[Figure content listings]
** Begin **

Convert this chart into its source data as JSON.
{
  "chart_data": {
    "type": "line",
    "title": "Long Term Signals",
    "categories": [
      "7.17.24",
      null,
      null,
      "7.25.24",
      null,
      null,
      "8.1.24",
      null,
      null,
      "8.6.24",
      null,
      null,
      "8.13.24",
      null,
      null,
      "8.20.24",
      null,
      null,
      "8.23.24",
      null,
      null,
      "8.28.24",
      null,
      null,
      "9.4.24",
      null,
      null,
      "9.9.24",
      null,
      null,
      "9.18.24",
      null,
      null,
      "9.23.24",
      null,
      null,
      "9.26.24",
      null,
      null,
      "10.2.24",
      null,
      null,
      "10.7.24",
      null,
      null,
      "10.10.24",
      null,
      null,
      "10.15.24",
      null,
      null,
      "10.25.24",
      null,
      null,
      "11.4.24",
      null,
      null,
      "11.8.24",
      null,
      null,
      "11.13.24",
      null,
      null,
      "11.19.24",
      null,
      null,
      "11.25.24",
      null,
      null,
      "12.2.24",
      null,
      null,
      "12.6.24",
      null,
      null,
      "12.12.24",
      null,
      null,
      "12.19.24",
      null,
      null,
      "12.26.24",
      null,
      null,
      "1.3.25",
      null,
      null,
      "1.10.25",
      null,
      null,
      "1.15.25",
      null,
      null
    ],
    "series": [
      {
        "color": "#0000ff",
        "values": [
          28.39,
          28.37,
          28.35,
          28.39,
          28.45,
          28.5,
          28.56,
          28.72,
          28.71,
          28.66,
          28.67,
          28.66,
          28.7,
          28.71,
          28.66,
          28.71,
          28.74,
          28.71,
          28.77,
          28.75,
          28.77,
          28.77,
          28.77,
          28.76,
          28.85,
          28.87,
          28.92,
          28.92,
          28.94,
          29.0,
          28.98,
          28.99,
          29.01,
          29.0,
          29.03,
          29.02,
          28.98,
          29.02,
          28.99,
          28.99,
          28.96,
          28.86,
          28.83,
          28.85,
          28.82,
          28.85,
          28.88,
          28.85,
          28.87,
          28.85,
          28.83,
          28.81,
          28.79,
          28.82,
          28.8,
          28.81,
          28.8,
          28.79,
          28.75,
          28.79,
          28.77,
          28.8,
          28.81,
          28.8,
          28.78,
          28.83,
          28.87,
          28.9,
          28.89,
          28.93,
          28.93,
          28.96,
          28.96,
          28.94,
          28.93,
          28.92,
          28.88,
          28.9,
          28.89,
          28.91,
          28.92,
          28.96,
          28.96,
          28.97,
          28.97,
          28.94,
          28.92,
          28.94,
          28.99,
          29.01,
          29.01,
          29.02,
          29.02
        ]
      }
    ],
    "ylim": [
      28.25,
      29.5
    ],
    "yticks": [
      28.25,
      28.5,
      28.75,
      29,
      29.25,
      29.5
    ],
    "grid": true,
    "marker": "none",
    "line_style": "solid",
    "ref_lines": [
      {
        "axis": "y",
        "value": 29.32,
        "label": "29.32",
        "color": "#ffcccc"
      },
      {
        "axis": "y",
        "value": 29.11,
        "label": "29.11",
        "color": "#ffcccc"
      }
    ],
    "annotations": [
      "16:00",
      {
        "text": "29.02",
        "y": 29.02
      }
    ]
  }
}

** End **

Please restate the records in full, word for word.

ANSWER TO THE PROBLEM -
Convert this chart into its source data as JSON.
{
  "chart_data": {
    "type": "line",
    "title": "Long Term Signals",
    "categories": [
      "7.17.24",
      null,
      null,
      "7.25.24",
      null,
      null,
      "8.1.24",
      null,
      null,
      "8.6.24",
      null,
      null,
      "8.13.24",
      null,
      null,
      "8.20.24",
      null,
      null,
      "8.23.24",
      null,
      null,
      "8.28.24",
      null,
      null,
      "9.4.24",
      null,
      null,
      "9.9.24",
      null,
      null,
      "9.18.24",
      null,
      null,
      "9.23.24",
      null,
      null,
      "9.26.24",
      null,
      null,
      "10.2.24",
      null,
      null,
      "10.7.24",
      null,
      null,
      "10.10.24",
      null,
      null,
      "10.15.24",
      null,
      null,
      "10.25.24",
      null,
      null,
      "11.4.24",
      null,
      null,
      "11.8.24",
      null,
      null,
      "11.13.24",
      null,
      null,
      "11.19.24",
      null,
      null,
      "11.25.24",
      null,
      null,
      "12.2.24",
      null,
      null,
      "12.6.24",
      null,
      null,
      "12.12.24",
      null,
      null,
      "12.19.24",
      null,
      null,
      "12.26.24",
      null,
      null,
      "1.3.25",
      null,
      null,
      "1.10.25",
      null,
      null,
      "1.15.25",
      null,
      null
    ],
    "series": [
      {
        "color": "#0000ff",
        "values": [
          28.39,
          28.37,
          28.35,
          28.39,
          28.45,
          28.5,
          28.56,
          28.72,
          28.71,
          28.66,
          28.67,
          28.66,
          28.7,
          28.71,
          28.66,
          28.71,
          28.74,
          28.71,
          28.77,
          28.75,
          28.77,
          28.77,
          28.77,
          28.76,
          28.85,
          28.87,
          28.92,
          28.92,
          28.94,
          29.0,
          28.98,
          28.99,
          29.01,
          29.0,
          29.03,
          29.02,
          28.98,
          29.02,
          28.99,
          28.99,
          28.96,
          28.86,
          28.83,
          28.85,
          28.82,
          28.85,
          28.88,
          28.85,
          28.87,
          28.85,
          28.83,
          28.81,
          28.79,
          28.82,
          28.8,
          28.81,
          28.8,
          28.79,
          28.75,
          28.79,
          28.77,
          28.8,
          28.81,
          28.8,
          28.78,
          28.83,
          28.87,
          28.9,
          28.89,
          28.93,
          28.93,
          28.96,
          28.96,
          28.94,
          28.93,
          28.92,
          28.88,
          28.9,
          28.89,
          28.91,
          28.92,
          28.96,
          28.96,
          28.97,
          28.97,
          28.94,
          28.92,
          28.94,
          28.99,
          29.01,
          29.01,
          29.02,
          29.02
        ]
      }
    ],
    "ylim": [
      28.25,
      29.5
    ],
    "yticks": [
      28.25,
      28.5,
      28.75,
      29,
      29.25,
      29.5
    ],
    "grid": true,
    "marker": "none",
    "line_style": "solid",
    "ref_lines": [
      {
        "axis": "y",
        "value": 29.32,
        "label": "29.32",
        "color": "#ffcccc"
      },
      {
        "axis": "y",
        "value": 29.11,
        "label": "29.11",
        "color": "#ffcccc"
      }
    ],
    "annotations": [
      "16:00",
      {
        "text": "29.02",
        "y": 29.02
      }
    ]
  }
}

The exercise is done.